(Entries taken from a collection)
________________________

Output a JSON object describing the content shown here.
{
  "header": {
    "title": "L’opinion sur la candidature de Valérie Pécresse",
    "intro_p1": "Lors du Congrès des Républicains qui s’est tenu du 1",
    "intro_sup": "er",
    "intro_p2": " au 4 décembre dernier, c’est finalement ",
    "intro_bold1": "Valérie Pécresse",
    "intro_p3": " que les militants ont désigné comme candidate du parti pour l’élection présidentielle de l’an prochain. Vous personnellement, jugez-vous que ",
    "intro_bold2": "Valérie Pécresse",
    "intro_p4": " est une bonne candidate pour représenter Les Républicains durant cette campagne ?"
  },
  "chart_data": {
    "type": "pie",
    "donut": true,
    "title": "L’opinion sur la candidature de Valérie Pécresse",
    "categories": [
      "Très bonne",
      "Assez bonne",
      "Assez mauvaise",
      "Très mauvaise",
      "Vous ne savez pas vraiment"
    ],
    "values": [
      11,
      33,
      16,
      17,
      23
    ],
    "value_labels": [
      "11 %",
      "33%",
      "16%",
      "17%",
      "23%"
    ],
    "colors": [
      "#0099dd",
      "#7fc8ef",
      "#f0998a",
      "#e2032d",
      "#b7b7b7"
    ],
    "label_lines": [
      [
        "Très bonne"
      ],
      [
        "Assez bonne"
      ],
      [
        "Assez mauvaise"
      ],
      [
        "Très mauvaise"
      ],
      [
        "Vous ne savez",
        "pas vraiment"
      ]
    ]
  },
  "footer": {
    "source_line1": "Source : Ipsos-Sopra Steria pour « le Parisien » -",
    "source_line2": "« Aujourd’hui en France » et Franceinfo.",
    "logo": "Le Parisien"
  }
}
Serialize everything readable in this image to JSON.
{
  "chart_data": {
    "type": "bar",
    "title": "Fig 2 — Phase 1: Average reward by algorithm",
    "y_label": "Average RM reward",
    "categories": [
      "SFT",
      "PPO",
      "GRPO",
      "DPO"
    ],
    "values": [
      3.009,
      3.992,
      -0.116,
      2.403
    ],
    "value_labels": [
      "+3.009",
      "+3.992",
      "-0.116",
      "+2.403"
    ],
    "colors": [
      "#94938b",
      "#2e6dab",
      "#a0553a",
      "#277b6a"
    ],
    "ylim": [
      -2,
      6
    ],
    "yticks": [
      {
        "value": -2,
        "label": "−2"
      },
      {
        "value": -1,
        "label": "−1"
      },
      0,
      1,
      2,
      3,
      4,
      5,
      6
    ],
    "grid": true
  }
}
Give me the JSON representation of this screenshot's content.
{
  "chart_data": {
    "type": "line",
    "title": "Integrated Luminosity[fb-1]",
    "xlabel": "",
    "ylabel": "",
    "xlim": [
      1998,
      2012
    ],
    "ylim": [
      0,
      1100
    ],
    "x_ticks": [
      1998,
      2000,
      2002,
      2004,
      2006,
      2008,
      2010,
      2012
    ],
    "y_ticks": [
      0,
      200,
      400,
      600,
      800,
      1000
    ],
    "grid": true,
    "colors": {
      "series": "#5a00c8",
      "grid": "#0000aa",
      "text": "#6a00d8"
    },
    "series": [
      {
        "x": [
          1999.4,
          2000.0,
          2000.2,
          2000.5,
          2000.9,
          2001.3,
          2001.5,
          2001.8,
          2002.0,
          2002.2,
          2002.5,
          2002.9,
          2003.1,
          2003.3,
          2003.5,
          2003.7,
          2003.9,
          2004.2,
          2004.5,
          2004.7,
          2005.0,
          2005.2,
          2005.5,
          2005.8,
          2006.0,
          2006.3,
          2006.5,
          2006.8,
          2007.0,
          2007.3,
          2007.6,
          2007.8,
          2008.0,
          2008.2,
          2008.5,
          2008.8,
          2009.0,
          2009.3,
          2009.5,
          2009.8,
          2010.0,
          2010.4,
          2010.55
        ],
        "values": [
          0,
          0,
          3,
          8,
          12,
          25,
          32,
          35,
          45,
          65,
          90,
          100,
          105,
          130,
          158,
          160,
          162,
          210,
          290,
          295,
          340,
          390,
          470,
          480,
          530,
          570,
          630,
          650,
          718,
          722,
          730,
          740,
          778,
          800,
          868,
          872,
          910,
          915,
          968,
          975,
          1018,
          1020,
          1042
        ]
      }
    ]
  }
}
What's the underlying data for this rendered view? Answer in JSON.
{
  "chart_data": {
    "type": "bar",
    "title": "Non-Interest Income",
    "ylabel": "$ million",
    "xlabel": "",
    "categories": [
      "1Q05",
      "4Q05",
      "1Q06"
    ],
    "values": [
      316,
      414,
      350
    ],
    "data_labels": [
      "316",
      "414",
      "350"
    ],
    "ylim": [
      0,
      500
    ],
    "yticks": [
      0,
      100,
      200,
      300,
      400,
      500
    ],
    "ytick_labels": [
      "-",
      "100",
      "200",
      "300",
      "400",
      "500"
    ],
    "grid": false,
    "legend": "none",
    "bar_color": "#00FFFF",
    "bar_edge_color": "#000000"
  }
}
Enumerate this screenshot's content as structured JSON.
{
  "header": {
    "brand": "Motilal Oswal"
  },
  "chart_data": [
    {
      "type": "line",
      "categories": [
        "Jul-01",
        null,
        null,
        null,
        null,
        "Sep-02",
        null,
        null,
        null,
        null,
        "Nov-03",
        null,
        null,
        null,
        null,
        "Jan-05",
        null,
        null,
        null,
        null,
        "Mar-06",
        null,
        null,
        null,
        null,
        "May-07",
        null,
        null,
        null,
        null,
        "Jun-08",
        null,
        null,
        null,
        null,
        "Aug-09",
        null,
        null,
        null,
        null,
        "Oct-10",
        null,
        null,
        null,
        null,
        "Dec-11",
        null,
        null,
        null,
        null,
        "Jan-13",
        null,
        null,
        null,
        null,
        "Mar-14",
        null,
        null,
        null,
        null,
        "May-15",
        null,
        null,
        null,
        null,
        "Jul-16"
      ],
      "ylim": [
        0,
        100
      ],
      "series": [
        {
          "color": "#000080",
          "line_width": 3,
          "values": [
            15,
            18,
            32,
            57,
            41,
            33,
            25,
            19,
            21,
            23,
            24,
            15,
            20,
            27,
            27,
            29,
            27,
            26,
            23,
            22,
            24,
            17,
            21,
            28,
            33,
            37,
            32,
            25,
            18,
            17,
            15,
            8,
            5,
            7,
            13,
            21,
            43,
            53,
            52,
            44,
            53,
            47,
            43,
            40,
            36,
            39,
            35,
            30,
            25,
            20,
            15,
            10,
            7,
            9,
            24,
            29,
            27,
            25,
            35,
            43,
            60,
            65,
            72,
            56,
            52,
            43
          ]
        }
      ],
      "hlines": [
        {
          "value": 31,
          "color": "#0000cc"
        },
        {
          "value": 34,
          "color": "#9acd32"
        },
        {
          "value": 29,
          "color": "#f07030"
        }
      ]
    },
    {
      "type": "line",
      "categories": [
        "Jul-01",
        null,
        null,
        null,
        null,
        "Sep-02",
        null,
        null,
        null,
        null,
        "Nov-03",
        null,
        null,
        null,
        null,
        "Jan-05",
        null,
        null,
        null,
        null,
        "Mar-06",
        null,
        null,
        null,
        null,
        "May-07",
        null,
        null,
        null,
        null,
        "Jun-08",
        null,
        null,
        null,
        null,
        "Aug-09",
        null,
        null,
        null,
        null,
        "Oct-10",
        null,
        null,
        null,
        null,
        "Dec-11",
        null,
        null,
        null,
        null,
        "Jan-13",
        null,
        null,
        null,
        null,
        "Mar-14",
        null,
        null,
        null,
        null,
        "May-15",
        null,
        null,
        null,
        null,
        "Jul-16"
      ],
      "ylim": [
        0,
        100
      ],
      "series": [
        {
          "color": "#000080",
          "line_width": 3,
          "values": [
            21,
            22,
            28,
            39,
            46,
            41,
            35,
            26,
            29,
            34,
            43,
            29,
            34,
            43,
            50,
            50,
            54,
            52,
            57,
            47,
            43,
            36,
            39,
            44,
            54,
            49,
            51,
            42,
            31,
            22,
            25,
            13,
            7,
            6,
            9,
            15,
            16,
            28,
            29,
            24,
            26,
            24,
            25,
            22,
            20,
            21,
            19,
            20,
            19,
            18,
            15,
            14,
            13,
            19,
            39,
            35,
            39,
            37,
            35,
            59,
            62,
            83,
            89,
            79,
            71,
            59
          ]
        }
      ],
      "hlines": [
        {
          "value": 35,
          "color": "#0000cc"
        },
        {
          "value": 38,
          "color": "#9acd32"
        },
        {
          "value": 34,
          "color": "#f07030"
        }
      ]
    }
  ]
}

________________________

Job: Using the records above, pull out each line where the word "Pécresse" occurs.

Expected answer:
    "title": "L’opinion sur la candidature de Valérie Pécresse",
    "intro_bold1": "Valérie Pécresse",
    "intro_bold2": "Valérie Pécresse",
    "title": "L’opinion sur la candidature de Valérie Pécresse",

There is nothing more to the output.